Work task =>
Copy out all of the data below with no alterations.

Records to use =>

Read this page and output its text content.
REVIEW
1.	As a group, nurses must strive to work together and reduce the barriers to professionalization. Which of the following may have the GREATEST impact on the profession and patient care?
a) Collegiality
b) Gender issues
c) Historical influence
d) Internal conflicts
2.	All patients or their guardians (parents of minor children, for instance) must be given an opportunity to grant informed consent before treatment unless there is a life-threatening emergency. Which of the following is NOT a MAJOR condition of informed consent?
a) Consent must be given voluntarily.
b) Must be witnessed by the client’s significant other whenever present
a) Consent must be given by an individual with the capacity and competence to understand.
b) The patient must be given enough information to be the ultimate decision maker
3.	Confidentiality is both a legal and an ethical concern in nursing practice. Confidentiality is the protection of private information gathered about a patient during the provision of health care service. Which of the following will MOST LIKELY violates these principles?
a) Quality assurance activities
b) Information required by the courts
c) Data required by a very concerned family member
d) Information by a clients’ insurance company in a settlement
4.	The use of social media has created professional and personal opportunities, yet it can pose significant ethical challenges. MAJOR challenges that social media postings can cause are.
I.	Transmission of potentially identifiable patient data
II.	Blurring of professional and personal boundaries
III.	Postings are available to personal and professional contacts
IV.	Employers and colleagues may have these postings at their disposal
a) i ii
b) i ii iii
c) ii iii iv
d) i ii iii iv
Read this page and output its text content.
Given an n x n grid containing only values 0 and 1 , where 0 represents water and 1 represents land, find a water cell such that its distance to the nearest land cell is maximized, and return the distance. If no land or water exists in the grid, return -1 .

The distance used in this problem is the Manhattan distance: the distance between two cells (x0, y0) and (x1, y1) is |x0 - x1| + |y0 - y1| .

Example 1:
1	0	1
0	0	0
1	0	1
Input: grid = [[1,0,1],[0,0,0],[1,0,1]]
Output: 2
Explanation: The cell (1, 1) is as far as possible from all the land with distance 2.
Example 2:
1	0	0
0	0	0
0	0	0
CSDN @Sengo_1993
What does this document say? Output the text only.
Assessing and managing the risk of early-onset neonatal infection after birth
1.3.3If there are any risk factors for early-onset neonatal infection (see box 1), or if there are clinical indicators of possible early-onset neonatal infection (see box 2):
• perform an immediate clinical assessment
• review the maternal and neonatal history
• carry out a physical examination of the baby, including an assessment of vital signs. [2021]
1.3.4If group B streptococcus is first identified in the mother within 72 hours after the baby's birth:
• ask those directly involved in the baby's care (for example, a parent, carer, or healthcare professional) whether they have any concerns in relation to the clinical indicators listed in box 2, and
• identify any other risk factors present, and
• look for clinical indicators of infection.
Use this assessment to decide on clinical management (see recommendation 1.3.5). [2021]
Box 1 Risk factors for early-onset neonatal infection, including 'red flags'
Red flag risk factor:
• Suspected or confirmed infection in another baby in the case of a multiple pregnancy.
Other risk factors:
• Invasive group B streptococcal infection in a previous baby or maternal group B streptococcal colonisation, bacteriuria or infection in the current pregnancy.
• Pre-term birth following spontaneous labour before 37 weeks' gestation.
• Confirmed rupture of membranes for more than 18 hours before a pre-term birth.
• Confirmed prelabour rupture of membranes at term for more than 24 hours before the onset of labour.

Exercise output =>
Read this page and output its text content.
REVIEW
1.	As a group, nurses must strive to work together and reduce the barriers to professionalization. Which of the following may have the GREATEST impact on the profession and patient care?
a) Collegiality
b) Gender issues
c) Historical influence
d) Internal conflicts
2.	All patients or their guardians (parents of minor children, for instance) must be given an opportunity to grant informed consent before treatment unless there is a life-threatening emergency. Which of the following is NOT a MAJOR condition of informed consent?
a) Consent must be given voluntarily.
b) Must be witnessed by the client’s significant other whenever present
a) Consent must be given by an individual with the capacity and competence to understand.
b) The patient must be given enough information to be the ultimate decision maker
3.	Confidentiality is both a legal and an ethical concern in nursing practice. Confidentiality is the protection of private information gathered about a patient during the provision of health care service. Which of the following will MOST LIKELY violates these principles?
a) Quality assurance activities
b) Information required by the courts
c) Data required by a very concerned family member
d) Information by a clients’ insurance company in a settlement
4.	The use of social media has created professional and personal opportunities, yet it can pose significant ethical challenges. MAJOR challenges that social media postings can cause are.
I.	Transmission of potentially identifiable patient data
II.	Blurring of professional and personal boundaries
III.	Postings are available to personal and professional contacts
IV.	Employers and colleagues may have these postings at their disposal
a) i ii
b) i ii iii
c) ii iii iv
d) i ii iii iv
Read this page and output its text content.
Given an n x n grid containing only values 0 and 1 , where 0 represents water and 1 represents land, find a water cell such that its distance to the nearest land cell is maximized, and return the distance. If no land or water exists in the grid, return -1 .

The distance used in this problem is the Manhattan distance: the distance between two cells (x0, y0) and (x1, y1) is |x0 - x1| + |y0 - y1| .

Example 1:
1	0	1
0	0	0
1	0	1
Input: grid = [[1,0,1],[0,0,0],[1,0,1]]
Output: 2
Explanation: The cell (1, 1) is as far as possible from all the land with distance 2.
Example 2:
1	0	0
0	0	0
0	0	0
CSDN @Sengo_1993
What does this document say? Output the text only.
Assessing and managing the risk of early-onset neonatal infection after birth
1.3.3If there are any risk factors for early-onset neonatal infection (see box 1), or if there are clinical indicators of possible early-onset neonatal infection (see box 2):
• perform an immediate clinical assessment
• review the maternal and neonatal history
• carry out a physical examination of the baby, including an assessment of vital signs. [2021]
1.3.4If group B streptococcus is first identified in the mother within 72 hours after the baby's birth:
• ask those directly involved in the baby's care (for example, a parent, carer, or healthcare professional) whether they have any concerns in relation to the clinical indicators listed in box 2, and
• identify any other risk factors present, and
• look for clinical indicators of infection.
Use this assessment to decide on clinical management (see recommendation 1.3.5). [2021]
Box 1 Risk factors for early-onset neonatal infection, including 'red flags'
Red flag risk factor:
• Suspected or confirmed infection in another baby in the case of a multiple pregnancy.
Other risk factors:
• Invasive group B streptococcal infection in a previous baby or maternal group B streptococcal colonisation, bacteriuria or infection in the current pregnancy.
• Pre-term birth following spontaneous labour before 37 weeks' gestation.
• Confirmed rupture of membranes for more than 18 hours before a pre-term birth.
• Confirmed prelabour rupture of membranes at term for more than 24 hours before the onset of labour.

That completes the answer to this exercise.